(begin)
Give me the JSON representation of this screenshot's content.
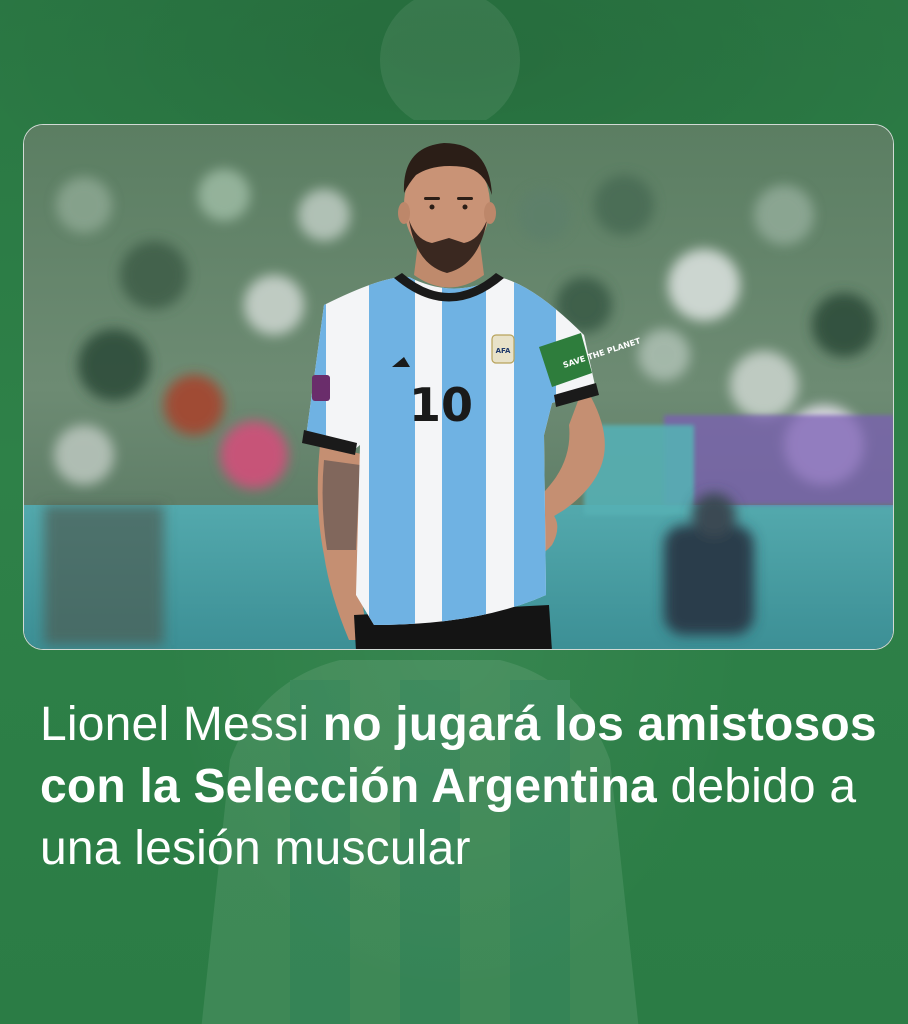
{
  "theme": {
    "background": "#2c7d45",
    "text": "#ffffff"
  },
  "photo": {
    "jersey_number": "10",
    "captain_band_text": "SAVE THE PLANET",
    "badge_text": "AFA"
  },
  "headline": {
    "part1": "Lionel Messi ",
    "part2_bold": "no jugará los amistosos con la Selección Argentina",
    "part3": " debido a una lesión muscular"
  }
}
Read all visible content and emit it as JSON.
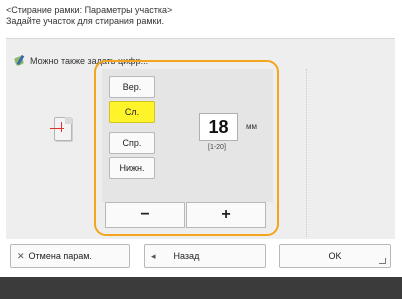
{
  "header": {
    "title": "<Стирание рамки: Параметры участка>",
    "subtitle": "Задайте участок для стирания рамки."
  },
  "info": {
    "icon": "edit-leaf-icon",
    "text": "Можно также задать цифр..."
  },
  "options": [
    {
      "label": "Вер.",
      "selected": false
    },
    {
      "label": "Сл.",
      "selected": true
    },
    {
      "label": "Спр.",
      "selected": false
    },
    {
      "label": "Нижн.",
      "selected": false
    }
  ],
  "value": {
    "current": "18",
    "unit": "мм",
    "range": "[1-20]"
  },
  "steppers": {
    "minus": "−",
    "plus": "+"
  },
  "footer": {
    "reset": "Отмена парам.",
    "reset_icon": "✕",
    "back": "Назад",
    "back_icon": "◂",
    "ok": "OK"
  },
  "colors": {
    "selected": "#fff32a",
    "frame": "#f3a51c"
  }
}
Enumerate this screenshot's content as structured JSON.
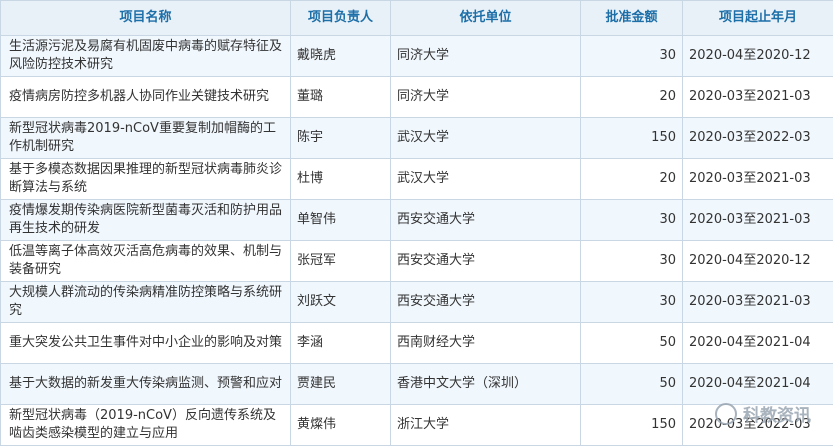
{
  "table": {
    "headers": [
      "项目名称",
      "项目负责人",
      "依托单位",
      "批准金额",
      "项目起止年月"
    ],
    "rows": [
      [
        "生活源污泥及易腐有机固废中病毒的赋存特征及风险防控技术研究",
        "戴晓虎",
        "同济大学",
        "30",
        "2020-04至2020-12"
      ],
      [
        "疫情病房防控多机器人协同作业关键技术研究",
        "董璐",
        "同济大学",
        "20",
        "2020-03至2021-03"
      ],
      [
        "新型冠状病毒2019-nCoV重要复制加帽酶的工作机制研究",
        "陈宇",
        "武汉大学",
        "150",
        "2020-03至2022-03"
      ],
      [
        "基于多模态数据因果推理的新型冠状病毒肺炎诊断算法与系统",
        "杜博",
        "武汉大学",
        "20",
        "2020-03至2021-03"
      ],
      [
        "疫情爆发期传染病医院新型菌毒灭活和防护用品再生技术的研发",
        "单智伟",
        "西安交通大学",
        "30",
        "2020-03至2021-03"
      ],
      [
        "低温等离子体高效灭活高危病毒的效果、机制与装备研究",
        "张冠军",
        "西安交通大学",
        "30",
        "2020-04至2020-12"
      ],
      [
        "大规模人群流动的传染病精准防控策略与系统研究",
        "刘跃文",
        "西安交通大学",
        "30",
        "2020-03至2021-03"
      ],
      [
        "重大突发公共卫生事件对中小企业的影响及对策",
        "李涵",
        "西南财经大学",
        "50",
        "2020-04至2021-04"
      ],
      [
        "基于大数据的新发重大传染病监测、预警和应对",
        "贾建民",
        "香港中文大学（深圳）",
        "50",
        "2020-04至2021-04"
      ],
      [
        "新型冠状病毒（2019-nCoV）反向遗传系统及啮齿类感染模型的建立与应用",
        "黄燦伟",
        "浙江大学",
        "150",
        "2020-03至2022-03"
      ]
    ]
  },
  "watermark": {
    "text": "科教资讯",
    "icon": "wechat-icon"
  },
  "colors": {
    "header_bg": "#e9f1f8",
    "header_text": "#1d6fa8",
    "row_alt_bg": "#f0f7fd",
    "border": "#c9d6e3"
  }
}
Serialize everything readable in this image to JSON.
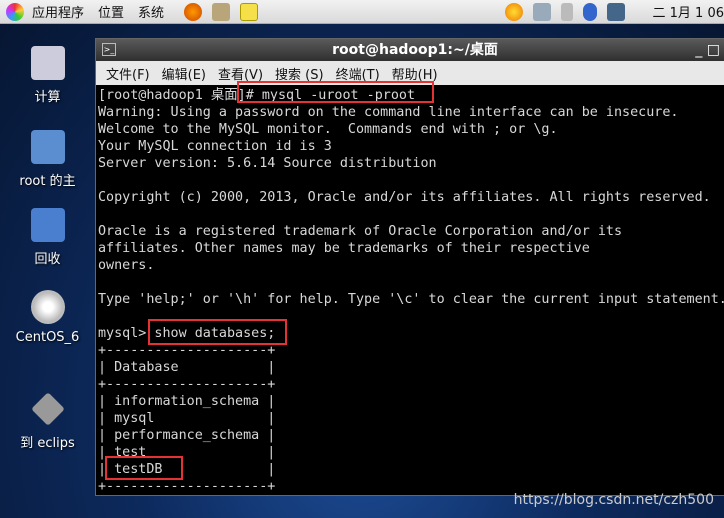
(end)
* _Given task_
Repeat verbatim all the material, but not the pictures.

* _Result below_
Give me the JSON representation of this screenshot's content.
{
  "theme": {
    "background": "#2c7d45",
    "text": "#ffffff"
  },
  "photo": {
    "jersey_number": "10",
    "captain_band_text": "SAVE THE PLANET",
    "badge_text": "AFA"
  },
  "headline": {
    "part1": "Lionel Messi ",
    "part2_bold": "no jugará los amistosos con la Selección Argentina",
    "part3": " debido a una lesión muscular"
  }
}
Read all visible content and emit it as JSON.
{
  "header": {
    "title": "<Стирание рамки: Параметры участка>",
    "subtitle": "Задайте участок для стирания рамки."
  },
  "info": {
    "icon": "edit-leaf-icon",
    "text": "Можно также задать цифр..."
  },
  "options": [
    {
      "label": "Вер.",
      "selected": false
    },
    {
      "label": "Сл.",
      "selected": true
    },
    {
      "label": "Спр.",
      "selected": false
    },
    {
      "label": "Нижн.",
      "selected": false
    }
  ],
  "value": {
    "current": "18",
    "unit": "мм",
    "range": "[1-20]"
  },
  "steppers": {
    "minus": "−",
    "plus": "+"
  },
  "footer": {
    "reset": "Отмена парам.",
    "reset_icon": "✕",
    "back": "Назад",
    "back_icon": "◂",
    "ok": "OK"
  },
  "colors": {
    "selected": "#fff32a",
    "frame": "#f3a51c"
  }
}
Enumerate this screenshot's content as structured JSON.
{
  "table": {
    "headers": [
      "项目名称",
      "项目负责人",
      "依托单位",
      "批准金额",
      "项目起止年月"
    ],
    "rows": [
      [
        "生活源污泥及易腐有机固废中病毒的赋存特征及风险防控技术研究",
        "戴晓虎",
        "同济大学",
        "30",
        "2020-04至2020-12"
      ],
      [
        "疫情病房防控多机器人协同作业关键技术研究",
        "董璐",
        "同济大学",
        "20",
        "2020-03至2021-03"
      ],
      [
        "新型冠状病毒2019-nCoV重要复制加帽酶的工作机制研究",
        "陈宇",
        "武汉大学",
        "150",
        "2020-03至2022-03"
      ],
      [
        "基于多模态数据因果推理的新型冠状病毒肺炎诊断算法与系统",
        "杜博",
        "武汉大学",
        "20",
        "2020-03至2021-03"
      ],
      [
        "疫情爆发期传染病医院新型菌毒灭活和防护用品再生技术的研发",
        "单智伟",
        "西安交通大学",
        "30",
        "2020-03至2021-03"
      ],
      [
        "低温等离子体高效灭活高危病毒的效果、机制与装备研究",
        "张冠军",
        "西安交通大学",
        "30",
        "2020-04至2020-12"
      ],
      [
        "大规模人群流动的传染病精准防控策略与系统研究",
        "刘跃文",
        "西安交通大学",
        "30",
        "2020-03至2021-03"
      ],
      [
        "重大突发公共卫生事件对中小企业的影响及对策",
        "李涵",
        "西南财经大学",
        "50",
        "2020-04至2021-04"
      ],
      [
        "基于大数据的新发重大传染病监测、预警和应对",
        "贾建民",
        "香港中文大学（深圳）",
        "50",
        "2020-04至2021-04"
      ],
      [
        "新型冠状病毒（2019-nCoV）反向遗传系统及啮齿类感染模型的建立与应用",
        "黄燦伟",
        "浙江大学",
        "150",
        "2020-03至2022-03"
      ]
    ]
  },
  "watermark": {
    "text": "科教资讯",
    "icon": "wechat-icon"
  },
  "colors": {
    "header_bg": "#e9f1f8",
    "header_text": "#1d6fa8",
    "row_alt_bg": "#f0f7fd",
    "border": "#c9d6e3"
  }
}
Serialize everything readable in this image to JSON.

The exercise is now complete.